[Exercise aim]: Write out the whole listing word for word.

Recorded data
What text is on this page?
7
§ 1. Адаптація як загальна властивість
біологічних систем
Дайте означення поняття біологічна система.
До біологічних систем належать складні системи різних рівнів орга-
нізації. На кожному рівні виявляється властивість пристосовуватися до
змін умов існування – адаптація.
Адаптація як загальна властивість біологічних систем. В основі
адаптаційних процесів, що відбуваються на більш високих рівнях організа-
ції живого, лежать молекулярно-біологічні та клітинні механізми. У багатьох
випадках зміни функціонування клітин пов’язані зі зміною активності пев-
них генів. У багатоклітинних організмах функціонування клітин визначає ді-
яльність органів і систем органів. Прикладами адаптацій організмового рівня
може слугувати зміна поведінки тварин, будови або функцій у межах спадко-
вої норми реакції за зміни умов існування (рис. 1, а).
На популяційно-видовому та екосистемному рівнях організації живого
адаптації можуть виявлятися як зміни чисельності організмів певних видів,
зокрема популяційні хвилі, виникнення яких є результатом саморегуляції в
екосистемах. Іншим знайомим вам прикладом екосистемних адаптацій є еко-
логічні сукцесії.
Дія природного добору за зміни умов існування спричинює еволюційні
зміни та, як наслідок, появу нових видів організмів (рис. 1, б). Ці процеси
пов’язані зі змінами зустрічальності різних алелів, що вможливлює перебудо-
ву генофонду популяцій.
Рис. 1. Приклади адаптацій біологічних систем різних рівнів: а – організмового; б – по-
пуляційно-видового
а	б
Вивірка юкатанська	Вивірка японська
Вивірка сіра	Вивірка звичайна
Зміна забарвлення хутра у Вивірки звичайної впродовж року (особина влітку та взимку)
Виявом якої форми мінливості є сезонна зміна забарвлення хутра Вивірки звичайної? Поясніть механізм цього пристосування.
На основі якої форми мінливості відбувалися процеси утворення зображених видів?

[Completed task]:
What text is on this page?
7
§ 1. Адаптація як загальна властивість
біологічних систем
Дайте означення поняття біологічна система.
До біологічних систем належать складні системи різних рівнів орга-
нізації. На кожному рівні виявляється властивість пристосовуватися до
змін умов існування – адаптація.
Адаптація як загальна властивість біологічних систем. В основі
адаптаційних процесів, що відбуваються на більш високих рівнях організа-
ції живого, лежать молекулярно-біологічні та клітинні механізми. У багатьох
випадках зміни функціонування клітин пов’язані зі зміною активності пев-
них генів. У багатоклітинних організмах функціонування клітин визначає ді-
яльність органів і систем органів. Прикладами адаптацій організмового рівня
може слугувати зміна поведінки тварин, будови або функцій у межах спадко-
вої норми реакції за зміни умов існування (рис. 1, а).
На популяційно-видовому та екосистемному рівнях організації живого
адаптації можуть виявлятися як зміни чисельності організмів певних видів,
зокрема популяційні хвилі, виникнення яких є результатом саморегуляції в
екосистемах. Іншим знайомим вам прикладом екосистемних адаптацій є еко-
логічні сукцесії.
Дія природного добору за зміни умов існування спричинює еволюційні
зміни та, як наслідок, появу нових видів організмів (рис. 1, б). Ці процеси
пов’язані зі змінами зустрічальності різних алелів, що вможливлює перебудо-
ву генофонду популяцій.
Рис. 1. Приклади адаптацій біологічних систем різних рівнів: а – організмового; б – по-
пуляційно-видового
а	б
Вивірка юкатанська	Вивірка японська
Вивірка сіра	Вивірка звичайна
Зміна забарвлення хутра у Вивірки звичайної впродовж року (особина влітку та взимку)
Виявом якої форми мінливості є сезонна зміна забарвлення хутра Вивірки звичайної? Поясніть механізм цього пристосування.
На основі якої форми мінливості відбувалися процеси утворення зображених видів?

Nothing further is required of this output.